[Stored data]
▽

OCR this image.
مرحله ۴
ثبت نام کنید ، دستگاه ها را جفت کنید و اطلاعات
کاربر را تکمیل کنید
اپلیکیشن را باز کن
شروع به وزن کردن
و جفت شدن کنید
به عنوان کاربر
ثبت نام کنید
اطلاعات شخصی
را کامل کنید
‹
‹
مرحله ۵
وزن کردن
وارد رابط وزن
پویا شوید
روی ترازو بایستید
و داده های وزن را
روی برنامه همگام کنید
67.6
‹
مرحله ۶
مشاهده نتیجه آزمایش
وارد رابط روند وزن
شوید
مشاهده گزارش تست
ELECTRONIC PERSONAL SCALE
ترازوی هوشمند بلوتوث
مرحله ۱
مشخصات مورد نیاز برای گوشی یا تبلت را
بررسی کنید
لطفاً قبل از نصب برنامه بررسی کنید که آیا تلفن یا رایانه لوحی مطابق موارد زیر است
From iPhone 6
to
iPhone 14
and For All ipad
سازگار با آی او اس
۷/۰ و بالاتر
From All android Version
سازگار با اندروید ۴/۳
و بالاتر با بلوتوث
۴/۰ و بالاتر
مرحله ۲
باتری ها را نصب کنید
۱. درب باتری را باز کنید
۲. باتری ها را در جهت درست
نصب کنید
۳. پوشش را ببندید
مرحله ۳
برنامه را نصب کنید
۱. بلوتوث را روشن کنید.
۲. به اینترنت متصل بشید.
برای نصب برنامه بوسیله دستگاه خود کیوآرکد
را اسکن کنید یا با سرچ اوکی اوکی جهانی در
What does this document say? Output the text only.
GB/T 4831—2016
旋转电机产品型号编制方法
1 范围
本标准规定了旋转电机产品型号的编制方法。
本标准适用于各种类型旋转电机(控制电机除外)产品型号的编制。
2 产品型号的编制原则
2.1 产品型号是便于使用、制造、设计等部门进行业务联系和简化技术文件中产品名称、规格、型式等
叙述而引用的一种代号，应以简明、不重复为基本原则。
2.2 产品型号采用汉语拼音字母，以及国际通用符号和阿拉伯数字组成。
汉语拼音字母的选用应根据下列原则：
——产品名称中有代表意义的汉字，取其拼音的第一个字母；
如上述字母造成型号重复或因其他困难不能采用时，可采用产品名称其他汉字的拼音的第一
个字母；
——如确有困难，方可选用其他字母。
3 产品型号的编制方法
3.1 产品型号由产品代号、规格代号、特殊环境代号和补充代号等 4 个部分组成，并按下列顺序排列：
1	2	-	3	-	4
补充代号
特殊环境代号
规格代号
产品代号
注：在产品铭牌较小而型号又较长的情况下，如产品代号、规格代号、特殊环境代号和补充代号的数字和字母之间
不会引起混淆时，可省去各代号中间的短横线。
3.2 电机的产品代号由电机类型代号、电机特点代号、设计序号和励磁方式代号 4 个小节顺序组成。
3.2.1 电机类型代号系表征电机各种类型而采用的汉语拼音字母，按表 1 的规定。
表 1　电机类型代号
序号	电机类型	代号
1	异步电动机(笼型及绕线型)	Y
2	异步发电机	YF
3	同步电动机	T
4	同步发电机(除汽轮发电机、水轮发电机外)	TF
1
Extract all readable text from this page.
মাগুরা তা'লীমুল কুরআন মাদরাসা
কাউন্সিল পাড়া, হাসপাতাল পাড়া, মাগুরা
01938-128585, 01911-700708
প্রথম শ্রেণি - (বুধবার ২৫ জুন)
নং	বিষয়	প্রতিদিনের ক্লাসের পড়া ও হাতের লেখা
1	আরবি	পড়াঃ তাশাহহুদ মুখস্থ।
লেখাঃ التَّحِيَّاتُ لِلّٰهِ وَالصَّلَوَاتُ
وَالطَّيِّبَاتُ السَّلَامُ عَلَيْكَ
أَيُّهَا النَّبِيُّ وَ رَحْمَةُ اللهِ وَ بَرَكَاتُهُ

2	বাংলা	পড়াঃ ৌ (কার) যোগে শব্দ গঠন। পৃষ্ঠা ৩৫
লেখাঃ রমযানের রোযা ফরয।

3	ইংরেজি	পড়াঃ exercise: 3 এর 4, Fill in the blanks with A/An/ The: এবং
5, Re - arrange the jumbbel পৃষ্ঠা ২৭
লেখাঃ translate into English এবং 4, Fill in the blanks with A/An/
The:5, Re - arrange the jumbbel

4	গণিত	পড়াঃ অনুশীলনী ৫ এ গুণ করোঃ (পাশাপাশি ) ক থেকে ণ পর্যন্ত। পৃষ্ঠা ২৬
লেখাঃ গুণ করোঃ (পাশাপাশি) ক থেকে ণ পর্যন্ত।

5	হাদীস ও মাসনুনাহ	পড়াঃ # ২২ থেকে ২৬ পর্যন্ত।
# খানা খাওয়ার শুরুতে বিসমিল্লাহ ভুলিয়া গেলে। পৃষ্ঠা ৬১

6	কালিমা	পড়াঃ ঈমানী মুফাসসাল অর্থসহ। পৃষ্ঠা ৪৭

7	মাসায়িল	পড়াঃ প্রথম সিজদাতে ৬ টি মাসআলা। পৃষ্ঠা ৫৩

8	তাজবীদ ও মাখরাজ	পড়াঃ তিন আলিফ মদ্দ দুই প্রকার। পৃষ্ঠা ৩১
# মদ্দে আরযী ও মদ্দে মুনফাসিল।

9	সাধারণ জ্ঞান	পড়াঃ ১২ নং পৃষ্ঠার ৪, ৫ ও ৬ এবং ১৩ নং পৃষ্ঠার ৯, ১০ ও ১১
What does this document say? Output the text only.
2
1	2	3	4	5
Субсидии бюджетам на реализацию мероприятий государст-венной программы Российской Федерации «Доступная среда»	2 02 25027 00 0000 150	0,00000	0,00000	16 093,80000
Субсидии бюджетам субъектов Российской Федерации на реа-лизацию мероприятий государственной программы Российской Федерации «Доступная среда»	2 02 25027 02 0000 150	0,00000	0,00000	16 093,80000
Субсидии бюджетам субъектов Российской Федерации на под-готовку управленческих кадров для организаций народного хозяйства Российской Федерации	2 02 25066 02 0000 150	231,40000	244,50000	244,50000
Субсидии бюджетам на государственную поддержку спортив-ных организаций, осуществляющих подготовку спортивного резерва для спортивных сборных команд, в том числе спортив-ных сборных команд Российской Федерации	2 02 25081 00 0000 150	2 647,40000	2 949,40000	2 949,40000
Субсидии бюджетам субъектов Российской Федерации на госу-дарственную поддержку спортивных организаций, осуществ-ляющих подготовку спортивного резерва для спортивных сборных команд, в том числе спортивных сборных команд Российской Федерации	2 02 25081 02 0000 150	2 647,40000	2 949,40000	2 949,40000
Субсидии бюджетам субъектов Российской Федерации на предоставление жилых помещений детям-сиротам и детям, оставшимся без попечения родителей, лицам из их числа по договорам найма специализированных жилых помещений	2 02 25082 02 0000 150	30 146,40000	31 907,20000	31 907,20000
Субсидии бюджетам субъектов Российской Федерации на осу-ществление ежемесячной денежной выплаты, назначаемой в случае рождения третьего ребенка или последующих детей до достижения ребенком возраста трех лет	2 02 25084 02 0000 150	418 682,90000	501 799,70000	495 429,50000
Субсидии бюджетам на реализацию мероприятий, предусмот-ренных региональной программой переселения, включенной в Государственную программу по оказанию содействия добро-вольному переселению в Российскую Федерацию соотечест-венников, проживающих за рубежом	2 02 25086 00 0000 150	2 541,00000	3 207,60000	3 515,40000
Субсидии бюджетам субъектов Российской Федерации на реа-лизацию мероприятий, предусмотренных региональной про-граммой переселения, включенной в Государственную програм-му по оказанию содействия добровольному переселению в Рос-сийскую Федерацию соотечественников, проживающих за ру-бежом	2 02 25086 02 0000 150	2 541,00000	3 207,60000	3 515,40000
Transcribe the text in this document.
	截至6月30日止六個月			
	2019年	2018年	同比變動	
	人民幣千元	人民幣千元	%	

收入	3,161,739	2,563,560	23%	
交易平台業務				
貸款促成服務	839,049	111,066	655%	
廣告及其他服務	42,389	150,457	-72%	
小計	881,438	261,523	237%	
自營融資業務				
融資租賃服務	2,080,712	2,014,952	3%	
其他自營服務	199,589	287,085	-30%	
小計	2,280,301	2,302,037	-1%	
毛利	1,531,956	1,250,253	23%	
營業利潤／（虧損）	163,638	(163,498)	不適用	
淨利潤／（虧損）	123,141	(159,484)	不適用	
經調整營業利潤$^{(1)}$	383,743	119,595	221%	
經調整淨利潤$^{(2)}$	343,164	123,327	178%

△

TASK OBJECTIVE
Extract, exactly as they appear, the lines from the one containing "Transcribe the text in this document." through the final line.

PROBLEM SOLUTION
Transcribe the text in this document.
	截至6月30日止六個月			
	2019年	2018年	同比變動	
	人民幣千元	人民幣千元	%	

收入	3,161,739	2,563,560	23%	
交易平台業務				
貸款促成服務	839,049	111,066	655%	
廣告及其他服務	42,389	150,457	-72%	
小計	881,438	261,523	237%	
自營融資業務				
融資租賃服務	2,080,712	2,014,952	3%	
其他自營服務	199,589	287,085	-30%	
小計	2,280,301	2,302,037	-1%	
毛利	1,531,956	1,250,253	23%	
營業利潤／（虧損）	163,638	(163,498)	不適用	
淨利潤／（虧損）	123,141	(159,484)	不適用	
經調整營業利潤$^{(1)}$	383,743	119,595	221%	
經調整淨利潤$^{(2)}$	343,164	123,327	178%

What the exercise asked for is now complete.